Instruction
Using the material below, work out how many lines contain the word "color". Reply with the number and nothing more.

────

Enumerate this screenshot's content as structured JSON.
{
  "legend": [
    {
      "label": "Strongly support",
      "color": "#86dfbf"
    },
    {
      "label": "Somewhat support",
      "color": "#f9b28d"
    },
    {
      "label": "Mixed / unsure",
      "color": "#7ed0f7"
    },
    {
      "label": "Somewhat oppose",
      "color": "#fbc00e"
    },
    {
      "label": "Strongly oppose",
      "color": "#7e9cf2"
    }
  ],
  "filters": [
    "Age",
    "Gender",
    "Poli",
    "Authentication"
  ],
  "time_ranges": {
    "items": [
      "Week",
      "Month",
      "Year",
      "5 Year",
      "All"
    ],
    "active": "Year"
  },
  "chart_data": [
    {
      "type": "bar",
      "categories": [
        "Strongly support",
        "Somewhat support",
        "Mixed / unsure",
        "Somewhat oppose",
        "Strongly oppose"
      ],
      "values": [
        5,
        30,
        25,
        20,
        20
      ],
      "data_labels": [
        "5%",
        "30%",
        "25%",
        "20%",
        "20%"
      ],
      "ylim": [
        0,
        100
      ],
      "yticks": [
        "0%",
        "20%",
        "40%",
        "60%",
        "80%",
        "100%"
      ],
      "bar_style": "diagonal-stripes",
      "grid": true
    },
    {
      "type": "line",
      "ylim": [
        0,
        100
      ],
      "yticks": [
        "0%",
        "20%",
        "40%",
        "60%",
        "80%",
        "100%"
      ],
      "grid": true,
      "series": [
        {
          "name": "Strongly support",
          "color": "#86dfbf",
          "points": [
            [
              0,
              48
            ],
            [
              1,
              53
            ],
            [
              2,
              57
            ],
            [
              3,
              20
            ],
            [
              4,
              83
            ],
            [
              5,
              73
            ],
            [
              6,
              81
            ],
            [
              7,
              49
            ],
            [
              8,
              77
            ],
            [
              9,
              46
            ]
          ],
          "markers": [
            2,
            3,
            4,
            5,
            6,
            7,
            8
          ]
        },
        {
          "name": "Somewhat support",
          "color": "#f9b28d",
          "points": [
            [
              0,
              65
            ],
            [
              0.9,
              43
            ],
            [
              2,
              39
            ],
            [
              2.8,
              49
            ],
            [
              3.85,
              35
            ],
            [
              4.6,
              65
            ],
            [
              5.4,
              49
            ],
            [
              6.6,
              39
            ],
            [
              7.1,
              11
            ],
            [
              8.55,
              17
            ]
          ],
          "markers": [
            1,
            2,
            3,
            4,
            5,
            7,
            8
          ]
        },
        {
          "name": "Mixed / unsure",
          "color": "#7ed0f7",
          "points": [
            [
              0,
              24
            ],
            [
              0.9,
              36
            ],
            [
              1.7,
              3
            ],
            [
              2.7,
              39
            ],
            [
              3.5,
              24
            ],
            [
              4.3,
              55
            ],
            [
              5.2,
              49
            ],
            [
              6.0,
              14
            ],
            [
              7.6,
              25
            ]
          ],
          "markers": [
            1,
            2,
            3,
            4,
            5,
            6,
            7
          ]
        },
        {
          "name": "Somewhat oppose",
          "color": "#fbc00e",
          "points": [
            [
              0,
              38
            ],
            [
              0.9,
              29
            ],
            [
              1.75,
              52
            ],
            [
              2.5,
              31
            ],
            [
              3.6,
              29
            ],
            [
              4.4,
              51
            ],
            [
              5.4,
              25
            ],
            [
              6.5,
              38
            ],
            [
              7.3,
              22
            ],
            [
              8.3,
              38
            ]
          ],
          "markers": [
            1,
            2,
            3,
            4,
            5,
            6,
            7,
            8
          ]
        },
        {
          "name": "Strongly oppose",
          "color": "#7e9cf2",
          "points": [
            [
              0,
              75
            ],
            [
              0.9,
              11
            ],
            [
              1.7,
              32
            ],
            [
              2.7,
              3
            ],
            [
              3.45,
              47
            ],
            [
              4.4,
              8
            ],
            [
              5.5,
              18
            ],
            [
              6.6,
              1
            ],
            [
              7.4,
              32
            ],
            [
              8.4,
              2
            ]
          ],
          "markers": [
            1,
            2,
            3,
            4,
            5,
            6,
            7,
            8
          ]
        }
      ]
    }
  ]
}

────

Written reply
10